____ Dataset

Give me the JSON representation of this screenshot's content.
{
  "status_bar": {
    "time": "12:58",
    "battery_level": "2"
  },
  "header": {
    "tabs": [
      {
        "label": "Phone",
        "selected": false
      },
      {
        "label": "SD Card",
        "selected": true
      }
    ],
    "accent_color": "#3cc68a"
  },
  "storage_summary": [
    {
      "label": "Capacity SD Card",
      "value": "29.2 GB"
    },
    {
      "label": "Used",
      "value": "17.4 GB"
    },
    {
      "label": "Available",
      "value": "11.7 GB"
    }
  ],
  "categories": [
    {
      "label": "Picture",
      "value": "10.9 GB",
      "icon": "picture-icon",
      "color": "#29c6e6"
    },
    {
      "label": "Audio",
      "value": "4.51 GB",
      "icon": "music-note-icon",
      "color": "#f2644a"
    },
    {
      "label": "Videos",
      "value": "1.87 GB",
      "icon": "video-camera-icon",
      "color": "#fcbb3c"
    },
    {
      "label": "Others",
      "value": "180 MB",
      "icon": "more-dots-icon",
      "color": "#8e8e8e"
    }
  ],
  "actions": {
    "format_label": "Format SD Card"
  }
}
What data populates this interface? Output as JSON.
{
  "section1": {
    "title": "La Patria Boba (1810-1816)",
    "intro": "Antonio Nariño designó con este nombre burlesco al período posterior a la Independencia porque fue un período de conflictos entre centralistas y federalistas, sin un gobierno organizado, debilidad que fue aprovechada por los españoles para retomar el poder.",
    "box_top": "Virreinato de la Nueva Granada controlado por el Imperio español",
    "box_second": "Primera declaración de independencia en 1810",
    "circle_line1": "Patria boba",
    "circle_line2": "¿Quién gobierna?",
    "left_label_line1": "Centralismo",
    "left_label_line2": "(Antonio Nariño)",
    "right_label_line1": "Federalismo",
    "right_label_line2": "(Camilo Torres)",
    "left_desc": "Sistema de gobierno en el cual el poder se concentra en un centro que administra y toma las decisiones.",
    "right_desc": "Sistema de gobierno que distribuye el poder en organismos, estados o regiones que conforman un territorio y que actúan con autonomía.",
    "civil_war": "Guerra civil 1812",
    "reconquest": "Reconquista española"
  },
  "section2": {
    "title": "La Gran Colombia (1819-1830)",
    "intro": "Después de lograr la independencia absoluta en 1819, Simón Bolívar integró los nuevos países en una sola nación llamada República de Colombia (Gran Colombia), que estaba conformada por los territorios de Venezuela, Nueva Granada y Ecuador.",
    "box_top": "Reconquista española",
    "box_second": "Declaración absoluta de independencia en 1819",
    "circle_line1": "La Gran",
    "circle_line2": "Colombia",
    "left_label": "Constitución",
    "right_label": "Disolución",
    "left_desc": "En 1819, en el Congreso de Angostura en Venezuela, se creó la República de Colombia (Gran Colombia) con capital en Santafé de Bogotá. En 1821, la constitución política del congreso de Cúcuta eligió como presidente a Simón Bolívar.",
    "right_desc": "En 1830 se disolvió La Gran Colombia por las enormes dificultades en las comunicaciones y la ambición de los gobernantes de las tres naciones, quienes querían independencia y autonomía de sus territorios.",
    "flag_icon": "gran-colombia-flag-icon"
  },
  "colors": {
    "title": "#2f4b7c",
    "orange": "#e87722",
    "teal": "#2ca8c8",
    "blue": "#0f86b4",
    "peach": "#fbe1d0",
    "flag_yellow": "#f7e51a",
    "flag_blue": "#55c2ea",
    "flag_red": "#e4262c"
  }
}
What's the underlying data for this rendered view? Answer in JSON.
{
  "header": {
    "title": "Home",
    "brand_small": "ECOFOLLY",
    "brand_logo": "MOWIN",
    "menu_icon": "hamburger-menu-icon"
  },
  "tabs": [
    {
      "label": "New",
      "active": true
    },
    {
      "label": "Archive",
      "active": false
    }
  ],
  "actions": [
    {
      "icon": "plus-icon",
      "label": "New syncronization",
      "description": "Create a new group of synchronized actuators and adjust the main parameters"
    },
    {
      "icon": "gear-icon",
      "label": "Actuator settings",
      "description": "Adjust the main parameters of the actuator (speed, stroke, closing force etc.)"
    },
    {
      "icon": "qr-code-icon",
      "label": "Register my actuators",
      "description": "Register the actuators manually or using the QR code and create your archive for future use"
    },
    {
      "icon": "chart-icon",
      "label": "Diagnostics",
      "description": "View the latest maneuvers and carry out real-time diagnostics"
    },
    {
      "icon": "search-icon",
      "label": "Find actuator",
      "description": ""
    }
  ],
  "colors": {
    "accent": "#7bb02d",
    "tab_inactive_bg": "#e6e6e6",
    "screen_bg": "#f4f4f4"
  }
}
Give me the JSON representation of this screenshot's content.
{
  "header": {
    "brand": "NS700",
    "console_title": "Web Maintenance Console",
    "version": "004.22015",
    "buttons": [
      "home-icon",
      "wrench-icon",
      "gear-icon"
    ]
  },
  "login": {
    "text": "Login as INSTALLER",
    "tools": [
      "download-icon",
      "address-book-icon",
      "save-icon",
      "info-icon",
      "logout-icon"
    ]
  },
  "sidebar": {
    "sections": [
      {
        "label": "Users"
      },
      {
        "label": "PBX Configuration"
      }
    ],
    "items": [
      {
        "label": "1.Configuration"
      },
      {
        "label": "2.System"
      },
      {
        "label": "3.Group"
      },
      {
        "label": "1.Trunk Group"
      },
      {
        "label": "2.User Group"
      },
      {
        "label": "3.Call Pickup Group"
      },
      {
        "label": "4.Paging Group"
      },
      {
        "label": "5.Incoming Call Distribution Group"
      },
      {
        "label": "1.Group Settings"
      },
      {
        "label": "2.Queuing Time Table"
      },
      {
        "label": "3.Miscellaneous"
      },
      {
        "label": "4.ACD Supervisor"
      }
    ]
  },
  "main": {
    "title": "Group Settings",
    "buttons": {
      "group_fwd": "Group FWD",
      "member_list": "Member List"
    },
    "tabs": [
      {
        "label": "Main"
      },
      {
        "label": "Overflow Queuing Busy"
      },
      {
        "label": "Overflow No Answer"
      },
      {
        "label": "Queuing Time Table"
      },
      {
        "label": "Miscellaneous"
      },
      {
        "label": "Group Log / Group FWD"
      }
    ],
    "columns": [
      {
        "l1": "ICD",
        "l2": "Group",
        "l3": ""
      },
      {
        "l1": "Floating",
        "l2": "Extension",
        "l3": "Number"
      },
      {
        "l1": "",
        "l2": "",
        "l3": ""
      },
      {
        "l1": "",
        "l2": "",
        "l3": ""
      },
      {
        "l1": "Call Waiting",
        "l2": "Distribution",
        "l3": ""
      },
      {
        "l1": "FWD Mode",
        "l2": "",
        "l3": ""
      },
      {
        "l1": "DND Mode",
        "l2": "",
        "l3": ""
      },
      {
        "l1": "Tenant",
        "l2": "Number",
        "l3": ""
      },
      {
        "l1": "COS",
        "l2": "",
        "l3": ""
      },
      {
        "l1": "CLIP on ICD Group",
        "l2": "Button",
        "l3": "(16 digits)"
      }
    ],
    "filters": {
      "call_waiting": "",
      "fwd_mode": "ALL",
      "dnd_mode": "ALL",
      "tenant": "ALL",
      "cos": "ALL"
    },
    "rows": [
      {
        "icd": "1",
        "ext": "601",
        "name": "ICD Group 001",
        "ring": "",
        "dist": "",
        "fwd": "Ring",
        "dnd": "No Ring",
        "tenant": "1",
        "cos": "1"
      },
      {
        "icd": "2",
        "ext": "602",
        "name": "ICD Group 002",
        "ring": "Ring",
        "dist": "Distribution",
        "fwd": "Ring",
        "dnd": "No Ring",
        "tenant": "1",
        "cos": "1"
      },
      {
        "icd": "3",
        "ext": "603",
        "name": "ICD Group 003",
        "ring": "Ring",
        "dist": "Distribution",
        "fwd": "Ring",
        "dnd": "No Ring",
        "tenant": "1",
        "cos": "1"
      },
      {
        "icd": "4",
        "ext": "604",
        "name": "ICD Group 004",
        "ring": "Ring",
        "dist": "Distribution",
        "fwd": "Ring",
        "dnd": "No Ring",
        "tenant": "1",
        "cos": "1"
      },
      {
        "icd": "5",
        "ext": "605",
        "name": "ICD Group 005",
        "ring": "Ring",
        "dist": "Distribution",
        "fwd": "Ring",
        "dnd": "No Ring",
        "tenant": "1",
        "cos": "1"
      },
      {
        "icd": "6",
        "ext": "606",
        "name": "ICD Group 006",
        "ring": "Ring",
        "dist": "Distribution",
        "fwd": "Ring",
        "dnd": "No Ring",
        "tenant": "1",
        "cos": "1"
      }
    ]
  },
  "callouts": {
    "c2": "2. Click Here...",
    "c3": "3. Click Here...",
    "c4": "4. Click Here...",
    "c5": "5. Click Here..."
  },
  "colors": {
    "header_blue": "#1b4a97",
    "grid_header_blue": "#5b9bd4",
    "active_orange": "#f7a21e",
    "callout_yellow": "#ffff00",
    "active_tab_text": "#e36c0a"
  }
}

________

Exercise requirements>
Write down every line of the data above that includes the string "this".

Answer to the exercise>
Give me the JSON representation of this screenshot's content.
What data populates this interface? Output as JSON.
What's the underlying data for this rendered view? Answer in JSON.
Give me the JSON representation of this screenshot's content.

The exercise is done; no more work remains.